---------- Rows ----------

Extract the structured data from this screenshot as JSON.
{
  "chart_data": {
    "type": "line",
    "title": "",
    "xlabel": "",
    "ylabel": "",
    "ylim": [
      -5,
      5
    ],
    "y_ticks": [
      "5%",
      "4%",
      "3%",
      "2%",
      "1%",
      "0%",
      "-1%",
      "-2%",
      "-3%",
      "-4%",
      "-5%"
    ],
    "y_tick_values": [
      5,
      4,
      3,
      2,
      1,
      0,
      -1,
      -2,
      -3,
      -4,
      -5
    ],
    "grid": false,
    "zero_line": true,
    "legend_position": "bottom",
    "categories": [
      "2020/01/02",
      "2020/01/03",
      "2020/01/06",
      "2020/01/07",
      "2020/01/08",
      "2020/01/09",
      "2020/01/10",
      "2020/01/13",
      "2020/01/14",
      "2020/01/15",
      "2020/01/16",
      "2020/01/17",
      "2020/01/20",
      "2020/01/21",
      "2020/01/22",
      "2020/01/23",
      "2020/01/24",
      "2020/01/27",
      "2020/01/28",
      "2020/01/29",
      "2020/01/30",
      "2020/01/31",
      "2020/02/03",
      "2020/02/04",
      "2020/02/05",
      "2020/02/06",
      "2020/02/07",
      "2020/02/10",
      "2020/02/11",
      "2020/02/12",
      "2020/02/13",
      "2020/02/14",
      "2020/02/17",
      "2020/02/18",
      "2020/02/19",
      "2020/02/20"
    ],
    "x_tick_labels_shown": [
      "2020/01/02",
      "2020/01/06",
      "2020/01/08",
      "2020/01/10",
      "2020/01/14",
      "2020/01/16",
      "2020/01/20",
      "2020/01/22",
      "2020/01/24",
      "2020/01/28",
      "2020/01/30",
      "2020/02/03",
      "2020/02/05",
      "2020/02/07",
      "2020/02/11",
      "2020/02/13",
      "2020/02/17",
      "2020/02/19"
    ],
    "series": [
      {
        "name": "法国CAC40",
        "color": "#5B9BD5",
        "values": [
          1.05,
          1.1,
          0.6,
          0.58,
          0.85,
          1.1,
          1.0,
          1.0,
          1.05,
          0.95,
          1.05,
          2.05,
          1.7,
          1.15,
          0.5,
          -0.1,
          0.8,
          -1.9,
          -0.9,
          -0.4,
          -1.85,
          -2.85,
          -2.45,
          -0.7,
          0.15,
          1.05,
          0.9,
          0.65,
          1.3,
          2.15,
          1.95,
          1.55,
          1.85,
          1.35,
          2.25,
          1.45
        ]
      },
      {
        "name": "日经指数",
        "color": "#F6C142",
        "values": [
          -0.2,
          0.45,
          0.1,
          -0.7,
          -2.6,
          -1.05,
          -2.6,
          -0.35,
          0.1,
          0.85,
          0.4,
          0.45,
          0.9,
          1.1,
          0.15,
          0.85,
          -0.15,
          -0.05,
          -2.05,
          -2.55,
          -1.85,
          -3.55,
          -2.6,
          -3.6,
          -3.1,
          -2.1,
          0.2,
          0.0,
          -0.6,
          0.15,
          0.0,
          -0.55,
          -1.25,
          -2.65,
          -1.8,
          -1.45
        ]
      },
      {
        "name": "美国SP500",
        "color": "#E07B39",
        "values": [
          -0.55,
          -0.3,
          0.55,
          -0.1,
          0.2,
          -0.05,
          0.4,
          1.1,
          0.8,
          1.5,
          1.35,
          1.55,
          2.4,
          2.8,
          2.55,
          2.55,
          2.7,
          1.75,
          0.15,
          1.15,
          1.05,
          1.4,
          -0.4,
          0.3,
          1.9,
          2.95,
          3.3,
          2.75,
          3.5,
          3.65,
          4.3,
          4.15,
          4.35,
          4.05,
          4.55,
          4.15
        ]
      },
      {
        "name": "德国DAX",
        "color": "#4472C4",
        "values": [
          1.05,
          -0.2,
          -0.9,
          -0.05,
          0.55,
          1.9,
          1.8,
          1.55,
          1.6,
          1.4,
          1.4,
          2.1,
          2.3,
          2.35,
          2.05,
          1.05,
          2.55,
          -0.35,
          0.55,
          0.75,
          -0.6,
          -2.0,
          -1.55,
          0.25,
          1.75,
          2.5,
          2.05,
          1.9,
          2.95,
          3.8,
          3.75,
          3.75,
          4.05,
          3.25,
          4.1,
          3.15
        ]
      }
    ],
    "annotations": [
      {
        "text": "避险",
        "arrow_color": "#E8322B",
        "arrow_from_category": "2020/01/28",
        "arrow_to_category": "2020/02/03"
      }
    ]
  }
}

----------

Take every line above carrying "name" and return it.

**Solution**:
        "name": "法国CAC40",
        "name": "日经指数",
        "name": "美国SP500",
        "name": "德国DAX",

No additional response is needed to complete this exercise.